RECORDS SUPPLIED:
********

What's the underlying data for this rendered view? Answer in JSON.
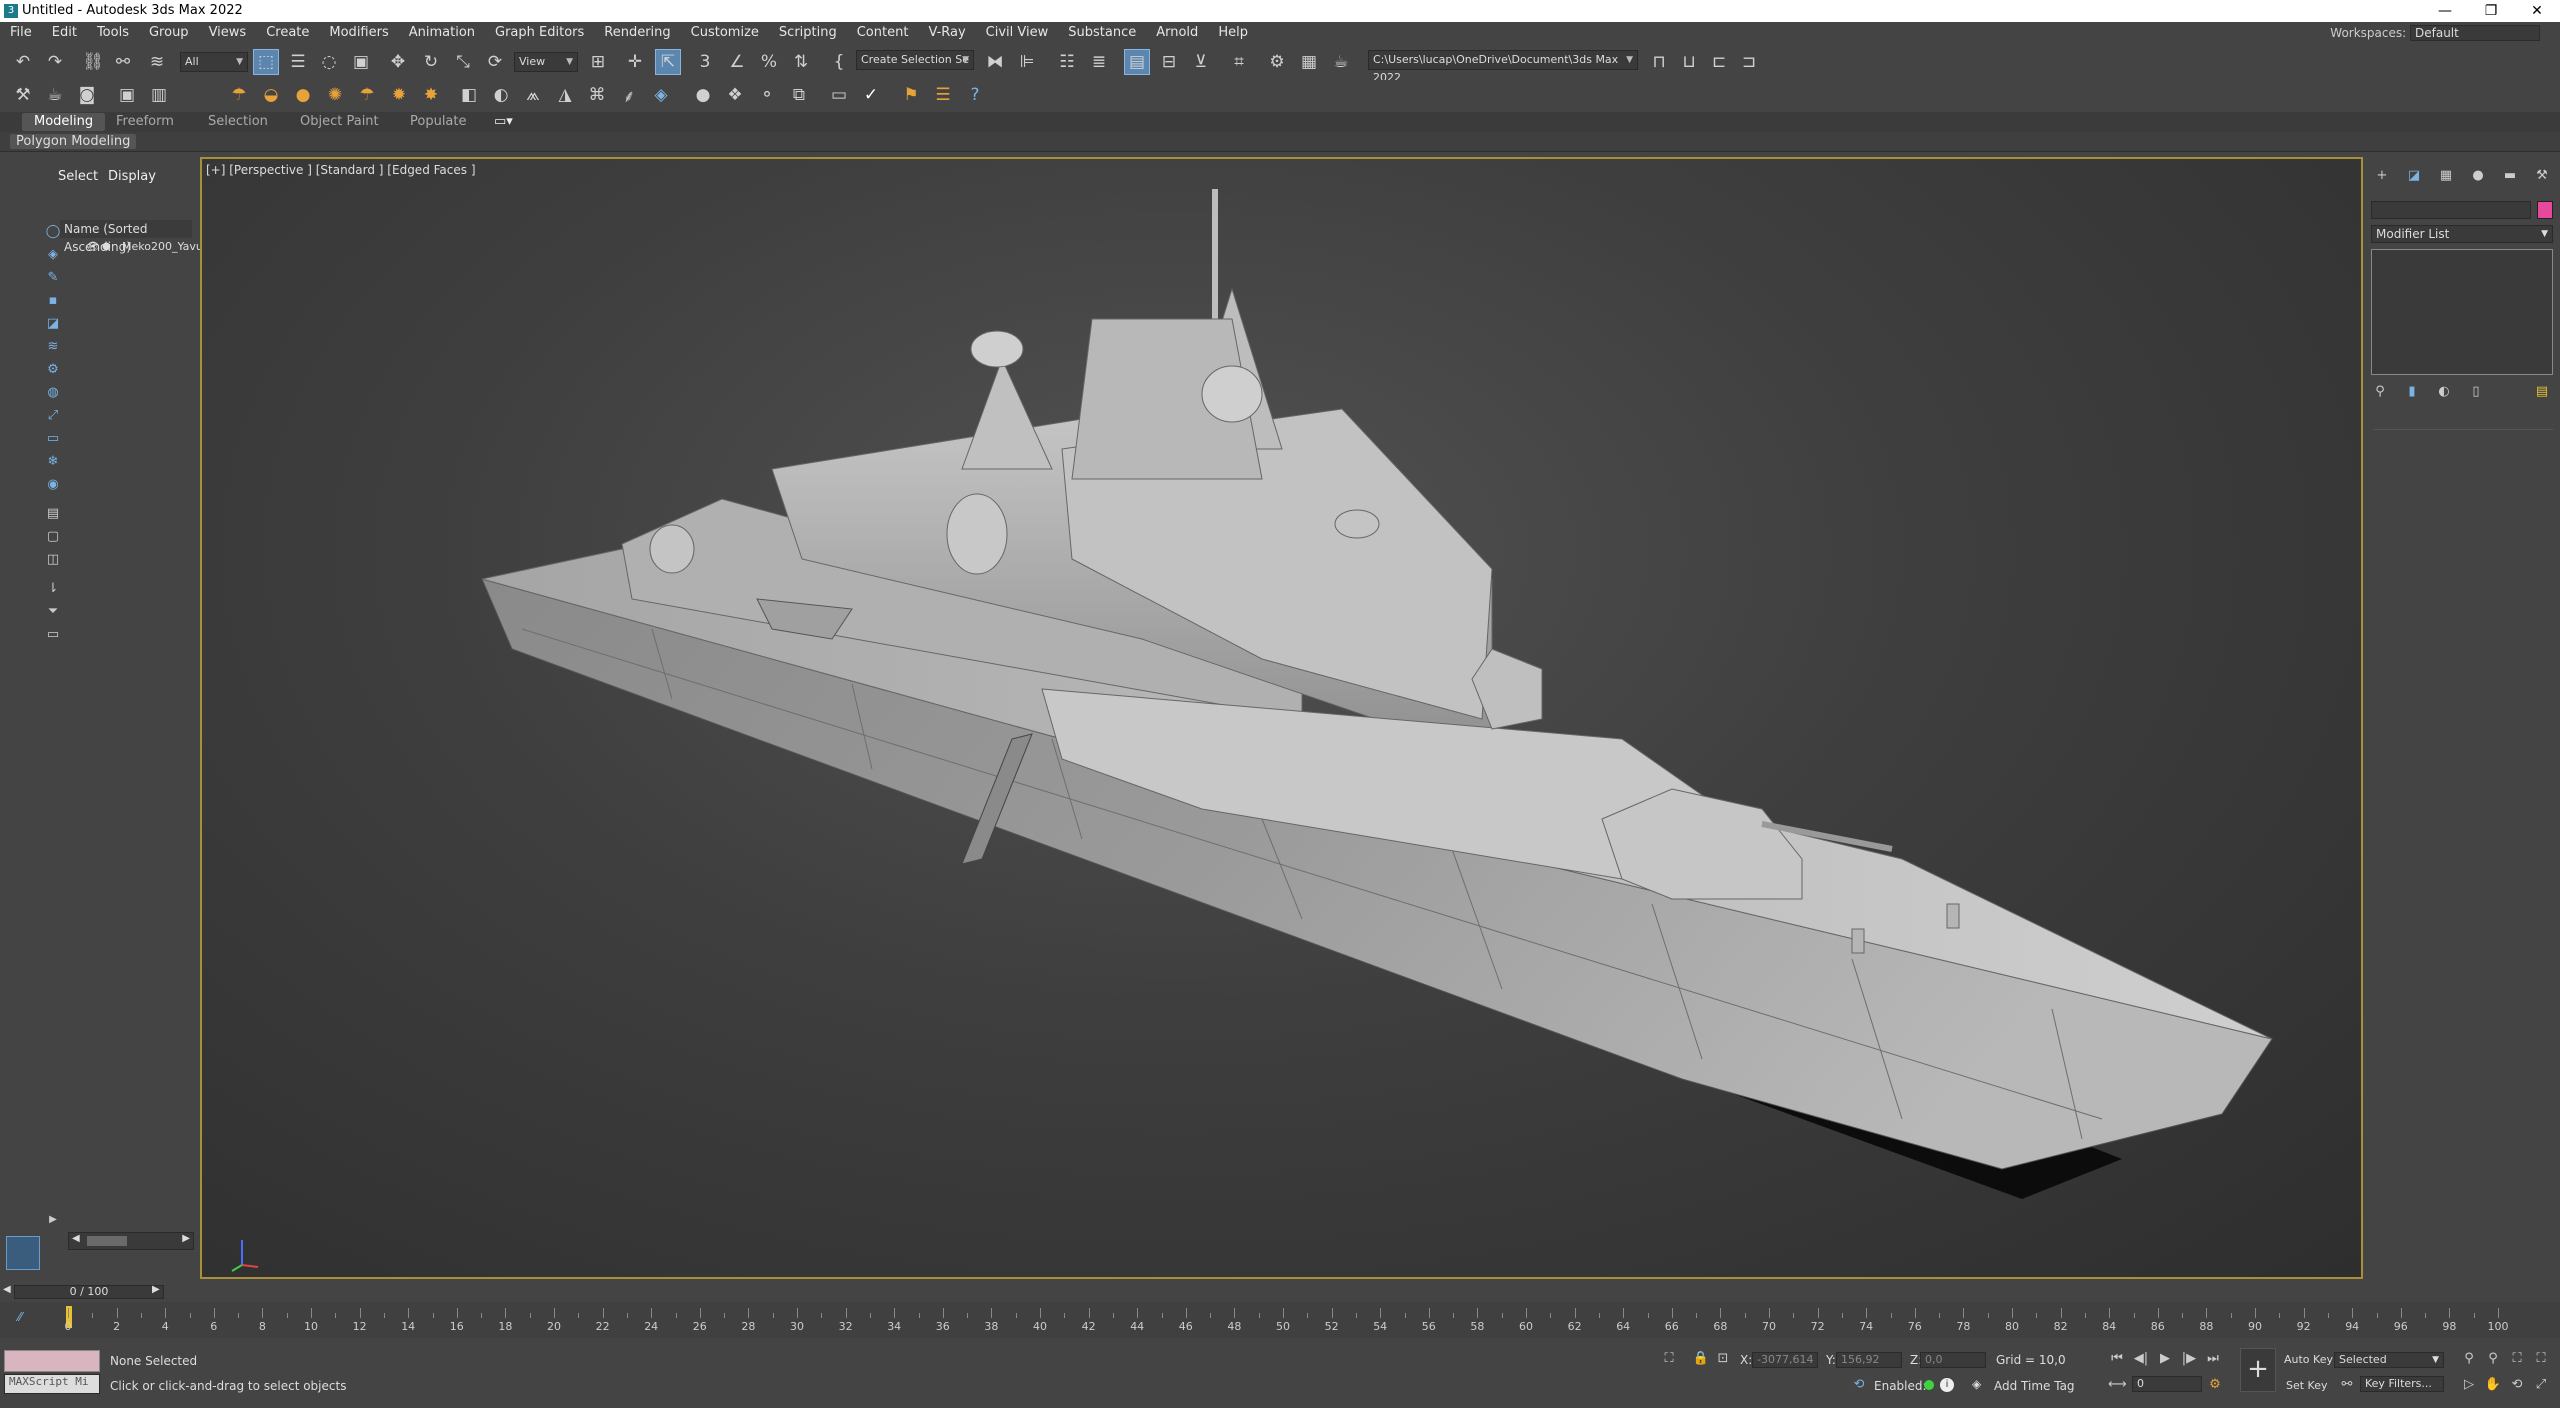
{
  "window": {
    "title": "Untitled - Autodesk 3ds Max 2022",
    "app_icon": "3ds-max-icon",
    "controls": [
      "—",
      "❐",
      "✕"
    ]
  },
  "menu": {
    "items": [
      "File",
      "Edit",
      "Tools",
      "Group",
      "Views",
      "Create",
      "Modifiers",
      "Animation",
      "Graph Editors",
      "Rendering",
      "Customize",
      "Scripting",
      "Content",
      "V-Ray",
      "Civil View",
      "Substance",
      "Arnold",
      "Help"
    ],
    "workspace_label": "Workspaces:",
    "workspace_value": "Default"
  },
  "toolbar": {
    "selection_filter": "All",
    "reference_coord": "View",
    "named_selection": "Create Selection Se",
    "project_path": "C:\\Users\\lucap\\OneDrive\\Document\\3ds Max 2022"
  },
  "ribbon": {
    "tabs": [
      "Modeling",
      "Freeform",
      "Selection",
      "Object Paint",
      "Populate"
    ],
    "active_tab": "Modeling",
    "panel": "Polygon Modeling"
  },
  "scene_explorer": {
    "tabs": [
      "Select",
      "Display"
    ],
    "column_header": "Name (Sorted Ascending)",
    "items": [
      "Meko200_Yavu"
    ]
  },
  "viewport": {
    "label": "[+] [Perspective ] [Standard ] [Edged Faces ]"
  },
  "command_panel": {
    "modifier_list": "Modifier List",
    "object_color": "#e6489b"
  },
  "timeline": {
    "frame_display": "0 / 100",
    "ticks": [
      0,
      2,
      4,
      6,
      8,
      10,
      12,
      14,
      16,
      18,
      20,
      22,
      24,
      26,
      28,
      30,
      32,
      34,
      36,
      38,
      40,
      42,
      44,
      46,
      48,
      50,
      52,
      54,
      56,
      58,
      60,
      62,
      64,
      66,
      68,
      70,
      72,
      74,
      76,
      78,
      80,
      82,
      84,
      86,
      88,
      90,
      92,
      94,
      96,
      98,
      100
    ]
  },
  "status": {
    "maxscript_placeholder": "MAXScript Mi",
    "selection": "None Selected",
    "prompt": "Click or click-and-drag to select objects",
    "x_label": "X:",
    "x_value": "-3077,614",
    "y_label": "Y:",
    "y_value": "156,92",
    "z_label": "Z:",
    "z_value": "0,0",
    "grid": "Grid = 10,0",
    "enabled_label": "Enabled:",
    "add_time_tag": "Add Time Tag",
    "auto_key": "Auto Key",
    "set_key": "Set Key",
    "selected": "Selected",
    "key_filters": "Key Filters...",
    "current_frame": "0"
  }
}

********

REQUIRED WORK: Show the lines of the records that include the string "Selected".

THE OUTPUT:
    "selection": "None Selected",
    "selected": "Selected",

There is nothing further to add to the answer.